* _Given exercise_
Scan the entries below and extract each line with the word "Наволочка" in it.

--- begin ---

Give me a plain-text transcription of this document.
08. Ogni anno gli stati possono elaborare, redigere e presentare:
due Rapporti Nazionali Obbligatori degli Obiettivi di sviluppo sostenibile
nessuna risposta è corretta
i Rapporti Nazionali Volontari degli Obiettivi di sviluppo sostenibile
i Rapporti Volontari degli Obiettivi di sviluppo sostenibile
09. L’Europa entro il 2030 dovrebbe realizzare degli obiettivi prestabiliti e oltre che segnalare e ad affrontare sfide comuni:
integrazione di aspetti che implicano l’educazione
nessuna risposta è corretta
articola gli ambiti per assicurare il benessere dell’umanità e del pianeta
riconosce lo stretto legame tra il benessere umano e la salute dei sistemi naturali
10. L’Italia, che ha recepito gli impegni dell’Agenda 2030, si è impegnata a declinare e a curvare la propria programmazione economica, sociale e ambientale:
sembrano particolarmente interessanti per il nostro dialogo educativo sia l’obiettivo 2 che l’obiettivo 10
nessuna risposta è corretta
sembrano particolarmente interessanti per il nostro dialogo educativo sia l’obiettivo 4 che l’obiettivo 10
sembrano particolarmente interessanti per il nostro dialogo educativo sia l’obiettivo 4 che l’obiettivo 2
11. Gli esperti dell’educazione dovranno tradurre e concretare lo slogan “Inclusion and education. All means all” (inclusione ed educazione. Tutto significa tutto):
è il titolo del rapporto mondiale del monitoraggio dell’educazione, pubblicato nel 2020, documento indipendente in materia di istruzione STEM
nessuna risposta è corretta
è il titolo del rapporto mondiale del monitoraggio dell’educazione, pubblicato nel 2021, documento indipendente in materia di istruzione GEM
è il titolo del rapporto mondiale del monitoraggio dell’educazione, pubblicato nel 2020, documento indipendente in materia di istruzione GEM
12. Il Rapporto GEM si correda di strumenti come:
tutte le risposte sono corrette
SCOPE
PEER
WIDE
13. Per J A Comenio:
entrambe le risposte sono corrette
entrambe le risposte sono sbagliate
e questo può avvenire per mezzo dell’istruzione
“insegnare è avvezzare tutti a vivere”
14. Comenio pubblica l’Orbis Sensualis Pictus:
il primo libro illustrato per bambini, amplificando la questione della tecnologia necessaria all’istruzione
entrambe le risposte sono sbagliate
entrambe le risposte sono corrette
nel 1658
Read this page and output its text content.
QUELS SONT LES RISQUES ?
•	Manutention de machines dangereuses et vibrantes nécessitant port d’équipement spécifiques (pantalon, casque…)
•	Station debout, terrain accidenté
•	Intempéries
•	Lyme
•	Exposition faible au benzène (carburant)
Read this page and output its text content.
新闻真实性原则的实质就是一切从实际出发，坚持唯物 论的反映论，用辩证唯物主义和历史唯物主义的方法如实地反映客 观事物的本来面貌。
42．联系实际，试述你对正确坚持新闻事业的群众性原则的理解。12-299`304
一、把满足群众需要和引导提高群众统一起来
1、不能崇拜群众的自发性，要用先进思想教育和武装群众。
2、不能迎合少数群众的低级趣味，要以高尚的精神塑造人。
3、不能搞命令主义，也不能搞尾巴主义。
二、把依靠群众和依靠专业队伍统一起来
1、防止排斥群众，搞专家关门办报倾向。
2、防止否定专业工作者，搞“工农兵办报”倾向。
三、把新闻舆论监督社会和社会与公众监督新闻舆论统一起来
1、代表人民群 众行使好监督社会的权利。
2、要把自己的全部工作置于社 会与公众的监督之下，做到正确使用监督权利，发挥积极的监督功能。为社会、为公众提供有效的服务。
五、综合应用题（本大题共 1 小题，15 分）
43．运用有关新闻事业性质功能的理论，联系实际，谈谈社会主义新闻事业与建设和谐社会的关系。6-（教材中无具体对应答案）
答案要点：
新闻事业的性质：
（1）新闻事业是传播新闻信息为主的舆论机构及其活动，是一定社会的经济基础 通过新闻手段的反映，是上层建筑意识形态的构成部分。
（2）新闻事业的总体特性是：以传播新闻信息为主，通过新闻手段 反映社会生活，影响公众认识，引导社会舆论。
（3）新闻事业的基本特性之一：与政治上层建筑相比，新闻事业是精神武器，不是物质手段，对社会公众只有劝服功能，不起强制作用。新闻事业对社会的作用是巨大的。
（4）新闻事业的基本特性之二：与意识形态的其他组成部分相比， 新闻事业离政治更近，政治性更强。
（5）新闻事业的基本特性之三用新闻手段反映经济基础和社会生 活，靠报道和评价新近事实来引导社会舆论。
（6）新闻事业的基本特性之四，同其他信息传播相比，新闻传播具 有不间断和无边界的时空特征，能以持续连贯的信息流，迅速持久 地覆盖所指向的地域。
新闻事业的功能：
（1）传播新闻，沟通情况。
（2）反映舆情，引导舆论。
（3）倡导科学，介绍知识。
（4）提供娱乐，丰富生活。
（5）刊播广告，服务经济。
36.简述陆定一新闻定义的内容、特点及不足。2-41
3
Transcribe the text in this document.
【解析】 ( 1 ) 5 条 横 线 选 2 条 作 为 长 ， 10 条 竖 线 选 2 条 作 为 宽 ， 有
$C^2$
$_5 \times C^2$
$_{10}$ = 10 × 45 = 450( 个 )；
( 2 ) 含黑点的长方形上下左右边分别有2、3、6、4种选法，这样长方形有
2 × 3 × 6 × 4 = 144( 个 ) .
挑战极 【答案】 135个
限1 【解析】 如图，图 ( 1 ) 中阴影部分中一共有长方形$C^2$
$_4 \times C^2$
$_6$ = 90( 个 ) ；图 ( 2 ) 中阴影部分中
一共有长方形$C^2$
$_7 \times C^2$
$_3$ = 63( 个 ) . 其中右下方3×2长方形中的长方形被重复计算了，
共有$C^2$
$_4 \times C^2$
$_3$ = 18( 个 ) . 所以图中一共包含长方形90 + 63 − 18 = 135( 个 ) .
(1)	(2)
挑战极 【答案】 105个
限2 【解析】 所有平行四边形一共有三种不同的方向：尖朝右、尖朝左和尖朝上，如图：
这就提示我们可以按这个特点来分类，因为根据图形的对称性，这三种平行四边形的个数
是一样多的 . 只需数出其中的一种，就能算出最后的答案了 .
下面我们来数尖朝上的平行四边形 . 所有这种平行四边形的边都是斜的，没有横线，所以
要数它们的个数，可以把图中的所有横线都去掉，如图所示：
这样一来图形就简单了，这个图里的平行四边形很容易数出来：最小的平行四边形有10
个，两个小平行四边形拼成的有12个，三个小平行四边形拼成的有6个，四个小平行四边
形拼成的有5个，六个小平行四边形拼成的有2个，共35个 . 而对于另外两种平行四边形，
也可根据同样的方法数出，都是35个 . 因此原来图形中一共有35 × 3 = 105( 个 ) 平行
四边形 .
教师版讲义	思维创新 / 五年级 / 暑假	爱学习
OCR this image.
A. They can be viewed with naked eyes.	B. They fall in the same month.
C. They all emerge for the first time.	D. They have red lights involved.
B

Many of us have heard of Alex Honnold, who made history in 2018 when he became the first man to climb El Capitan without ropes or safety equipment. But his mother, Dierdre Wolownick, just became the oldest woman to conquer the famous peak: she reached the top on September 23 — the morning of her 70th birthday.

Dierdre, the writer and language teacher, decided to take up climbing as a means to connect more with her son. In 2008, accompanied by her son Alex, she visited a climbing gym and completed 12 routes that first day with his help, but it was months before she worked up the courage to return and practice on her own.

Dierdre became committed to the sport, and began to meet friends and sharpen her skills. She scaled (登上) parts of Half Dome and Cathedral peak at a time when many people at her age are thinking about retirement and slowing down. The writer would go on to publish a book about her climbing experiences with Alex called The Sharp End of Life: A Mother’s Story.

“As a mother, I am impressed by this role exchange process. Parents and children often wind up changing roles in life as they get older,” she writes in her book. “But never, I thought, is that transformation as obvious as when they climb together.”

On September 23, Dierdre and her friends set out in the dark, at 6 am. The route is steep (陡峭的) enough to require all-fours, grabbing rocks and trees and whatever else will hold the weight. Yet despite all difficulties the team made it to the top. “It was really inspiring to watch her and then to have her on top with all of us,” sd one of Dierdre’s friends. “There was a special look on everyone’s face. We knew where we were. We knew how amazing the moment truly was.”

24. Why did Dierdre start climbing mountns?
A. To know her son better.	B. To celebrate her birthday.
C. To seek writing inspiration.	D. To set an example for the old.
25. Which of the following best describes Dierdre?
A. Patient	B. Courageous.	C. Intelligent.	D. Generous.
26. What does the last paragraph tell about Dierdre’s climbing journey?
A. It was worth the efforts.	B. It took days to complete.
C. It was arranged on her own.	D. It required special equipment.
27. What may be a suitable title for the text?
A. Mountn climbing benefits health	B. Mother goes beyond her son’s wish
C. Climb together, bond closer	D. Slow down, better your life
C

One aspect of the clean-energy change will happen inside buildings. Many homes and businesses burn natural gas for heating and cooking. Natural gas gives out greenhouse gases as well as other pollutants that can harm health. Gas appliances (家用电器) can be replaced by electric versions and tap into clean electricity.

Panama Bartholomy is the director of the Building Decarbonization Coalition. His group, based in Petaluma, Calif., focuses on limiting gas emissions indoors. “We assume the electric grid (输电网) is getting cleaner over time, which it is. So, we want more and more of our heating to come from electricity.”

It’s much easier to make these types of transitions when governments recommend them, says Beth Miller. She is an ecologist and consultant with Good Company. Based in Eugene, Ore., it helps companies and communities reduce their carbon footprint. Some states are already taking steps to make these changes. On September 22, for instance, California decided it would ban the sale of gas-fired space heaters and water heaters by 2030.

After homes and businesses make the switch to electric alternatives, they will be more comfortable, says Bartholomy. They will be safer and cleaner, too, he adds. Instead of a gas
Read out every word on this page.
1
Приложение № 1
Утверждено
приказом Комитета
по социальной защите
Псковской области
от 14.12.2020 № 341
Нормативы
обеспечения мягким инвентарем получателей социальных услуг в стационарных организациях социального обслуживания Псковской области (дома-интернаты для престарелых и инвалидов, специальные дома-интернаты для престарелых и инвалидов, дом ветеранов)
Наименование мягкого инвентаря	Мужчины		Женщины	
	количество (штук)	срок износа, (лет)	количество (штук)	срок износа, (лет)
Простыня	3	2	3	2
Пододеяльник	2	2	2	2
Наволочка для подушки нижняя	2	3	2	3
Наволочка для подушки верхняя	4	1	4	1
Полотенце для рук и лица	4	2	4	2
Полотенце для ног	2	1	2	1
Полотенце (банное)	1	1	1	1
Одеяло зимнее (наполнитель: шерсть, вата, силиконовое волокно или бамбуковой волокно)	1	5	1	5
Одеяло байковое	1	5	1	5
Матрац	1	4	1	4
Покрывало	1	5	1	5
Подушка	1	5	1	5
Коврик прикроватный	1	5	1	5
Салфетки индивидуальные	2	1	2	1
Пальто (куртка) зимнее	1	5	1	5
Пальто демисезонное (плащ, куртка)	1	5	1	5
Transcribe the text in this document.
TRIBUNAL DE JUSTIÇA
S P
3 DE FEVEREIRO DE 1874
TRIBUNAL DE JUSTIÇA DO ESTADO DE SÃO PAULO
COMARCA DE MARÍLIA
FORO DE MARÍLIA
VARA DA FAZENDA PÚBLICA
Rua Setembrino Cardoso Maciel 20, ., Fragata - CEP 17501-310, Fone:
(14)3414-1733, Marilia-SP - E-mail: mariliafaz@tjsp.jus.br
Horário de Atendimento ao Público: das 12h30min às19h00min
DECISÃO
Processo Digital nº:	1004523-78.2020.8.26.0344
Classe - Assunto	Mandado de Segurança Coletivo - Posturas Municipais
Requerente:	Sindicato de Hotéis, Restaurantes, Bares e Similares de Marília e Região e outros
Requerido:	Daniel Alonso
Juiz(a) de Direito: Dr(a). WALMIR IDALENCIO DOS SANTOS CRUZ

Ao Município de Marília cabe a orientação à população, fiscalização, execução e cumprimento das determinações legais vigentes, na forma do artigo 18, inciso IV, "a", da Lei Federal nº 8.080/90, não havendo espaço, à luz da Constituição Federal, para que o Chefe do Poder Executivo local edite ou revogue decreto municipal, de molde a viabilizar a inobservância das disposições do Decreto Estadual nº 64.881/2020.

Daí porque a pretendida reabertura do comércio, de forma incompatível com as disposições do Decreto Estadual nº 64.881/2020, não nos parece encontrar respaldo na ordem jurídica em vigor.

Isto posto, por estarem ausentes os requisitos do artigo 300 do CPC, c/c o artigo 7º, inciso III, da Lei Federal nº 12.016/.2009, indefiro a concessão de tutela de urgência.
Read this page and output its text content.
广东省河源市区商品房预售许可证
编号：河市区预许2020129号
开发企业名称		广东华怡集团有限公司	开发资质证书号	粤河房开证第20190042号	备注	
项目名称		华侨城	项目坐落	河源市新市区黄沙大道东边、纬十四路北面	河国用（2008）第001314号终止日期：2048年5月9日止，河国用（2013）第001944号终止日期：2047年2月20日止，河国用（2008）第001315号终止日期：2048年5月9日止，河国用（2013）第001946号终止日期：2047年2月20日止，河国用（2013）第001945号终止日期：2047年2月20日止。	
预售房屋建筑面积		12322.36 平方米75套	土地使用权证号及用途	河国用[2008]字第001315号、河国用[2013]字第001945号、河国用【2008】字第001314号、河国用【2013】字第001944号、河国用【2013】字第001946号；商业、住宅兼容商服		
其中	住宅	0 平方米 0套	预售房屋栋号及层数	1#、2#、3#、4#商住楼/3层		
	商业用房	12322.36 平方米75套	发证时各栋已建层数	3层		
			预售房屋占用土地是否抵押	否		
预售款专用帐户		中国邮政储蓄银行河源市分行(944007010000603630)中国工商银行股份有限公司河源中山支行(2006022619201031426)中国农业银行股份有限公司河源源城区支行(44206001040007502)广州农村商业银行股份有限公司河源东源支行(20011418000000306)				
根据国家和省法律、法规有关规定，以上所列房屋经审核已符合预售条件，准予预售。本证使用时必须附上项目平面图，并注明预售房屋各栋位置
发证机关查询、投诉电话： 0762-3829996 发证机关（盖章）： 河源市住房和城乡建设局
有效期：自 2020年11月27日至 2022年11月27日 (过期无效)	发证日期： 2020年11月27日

--- end ---

* _Written solution_
Наволочка для подушки нижняя	2	3	2	3
Наволочка для подушки верхняя	4	1	4	1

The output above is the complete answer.